▶ **PROBLEM DESCRIPTION**
Leave out the images; return the rest of the data exactly.

▶ **MATERIAL FOR THIS TASK**
---
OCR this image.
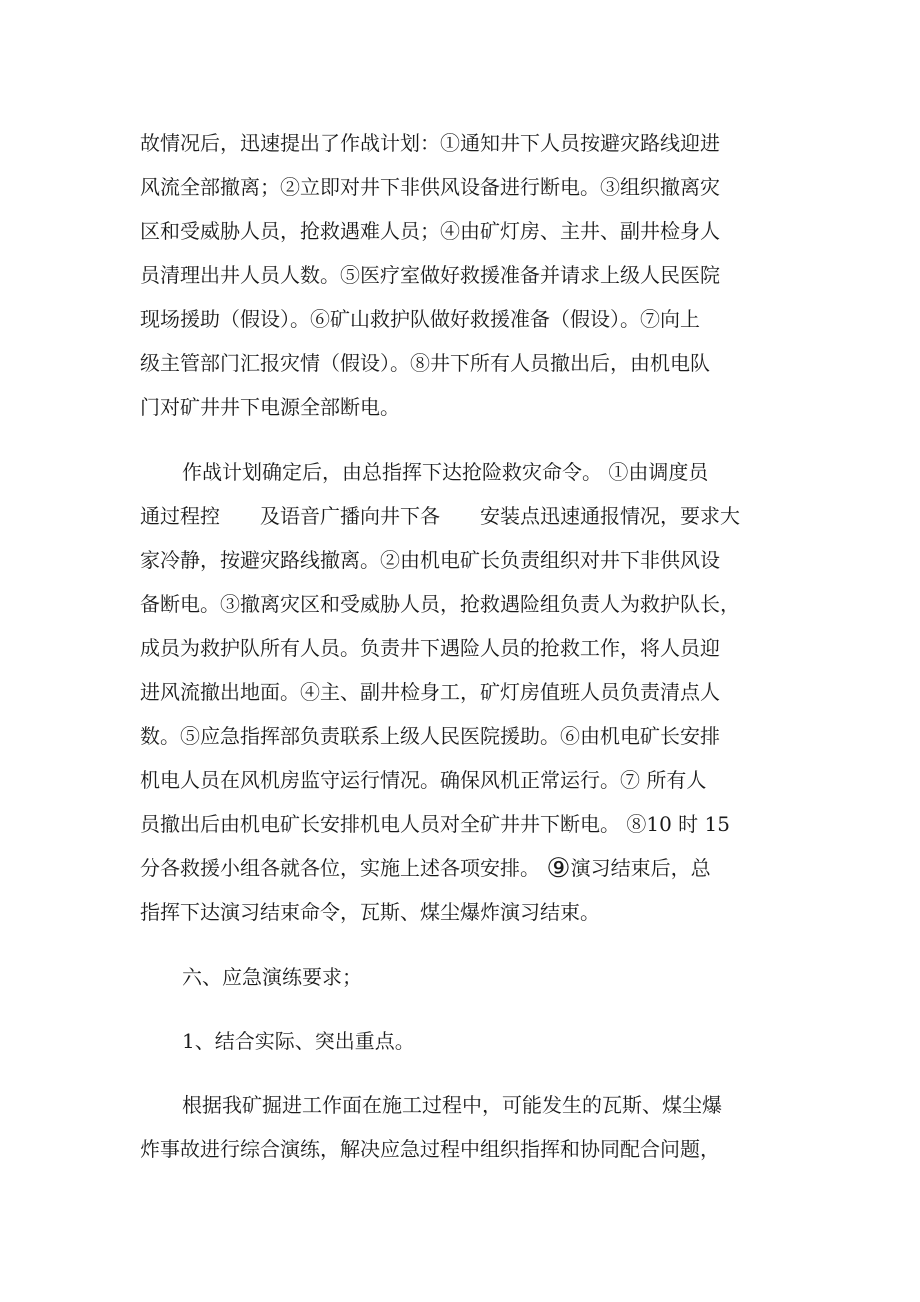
故情况后，迅速提出了作战计划：①通知井下人员按避灾路线迎进
风流全部撤离；②立即对井下非供风设备进行断电。③组织撤离灾
区和受威胁人员，抢救遇难人员；④由矿灯房、主井、副井检身人
员清理出井人员人数。⑤医疗室做好救援准备并请求上级人民医院
现场援助（假设）。⑥矿山救护队做好救援准备（假设）。⑦向上
级主管部门汇报灾情（假设）。⑧井下所有人员撤出后，由机电队
门对矿井井下电源全部断电。
作战计划确定后，由总指挥下达抢险救灾命令。 ①由调度员
通过程控　　及语音广播向井下各　　安装点迅速通报情况，要求大
家冷静，按避灾路线撤离。②由机电矿长负责组织对井下非供风设
备断电。③撤离灾区和受威胁人员，抢救遇险组负责人为救护队长，
成员为救护队所有人员。负责井下遇险人员的抢救工作，将人员迎
进风流撤出地面。④主、副井检身工，矿灯房值班人员负责清点人
数。⑤应急指挥部负责联系上级人民医院援助。⑥由机电矿长安排
机电人员在风机房监守运行情况。确保风机正常运行。⑦ 所有人
员撤出后由机电矿长安排机电人员对全矿井井下断电。 ⑧10 时 15
分各救援小组各就各位，实施上述各项安排。 ⑨演习结束后，总
指挥下达演习结束命令，瓦斯、煤尘爆炸演习结束。
六、应急演练要求；
1、结合实际、突出重点。
根据我矿掘进工作面在施工过程中，可能发生的瓦斯、煤尘爆
炸事故进行综合演练，解决应急过程中组织指挥和协同配合问题，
---
▶ **SOLUTION TO THE PROBLEM**
OCR this image.
故情况后，迅速提出了作战计划：①通知井下人员按避灾路线迎进
风流全部撤离；②立即对井下非供风设备进行断电。③组织撤离灾
区和受威胁人员，抢救遇难人员；④由矿灯房、主井、副井检身人
员清理出井人员人数。⑤医疗室做好救援准备并请求上级人民医院
现场援助（假设）。⑥矿山救护队做好救援准备（假设）。⑦向上
级主管部门汇报灾情（假设）。⑧井下所有人员撤出后，由机电队
门对矿井井下电源全部断电。
作战计划确定后，由总指挥下达抢险救灾命令。 ①由调度员
通过程控　　及语音广播向井下各　　安装点迅速通报情况，要求大
家冷静，按避灾路线撤离。②由机电矿长负责组织对井下非供风设
备断电。③撤离灾区和受威胁人员，抢救遇险组负责人为救护队长，
成员为救护队所有人员。负责井下遇险人员的抢救工作，将人员迎
进风流撤出地面。④主、副井检身工，矿灯房值班人员负责清点人
数。⑤应急指挥部负责联系上级人民医院援助。⑥由机电矿长安排
机电人员在风机房监守运行情况。确保风机正常运行。⑦ 所有人
员撤出后由机电矿长安排机电人员对全矿井井下断电。 ⑧10 时 15
分各救援小组各就各位，实施上述各项安排。 ⑨演习结束后，总
指挥下达演习结束命令，瓦斯、煤尘爆炸演习结束。
六、应急演练要求；
1、结合实际、突出重点。
根据我矿掘进工作面在施工过程中，可能发生的瓦斯、煤尘爆
炸事故进行综合演练，解决应急过程中组织指挥和协同配合问题，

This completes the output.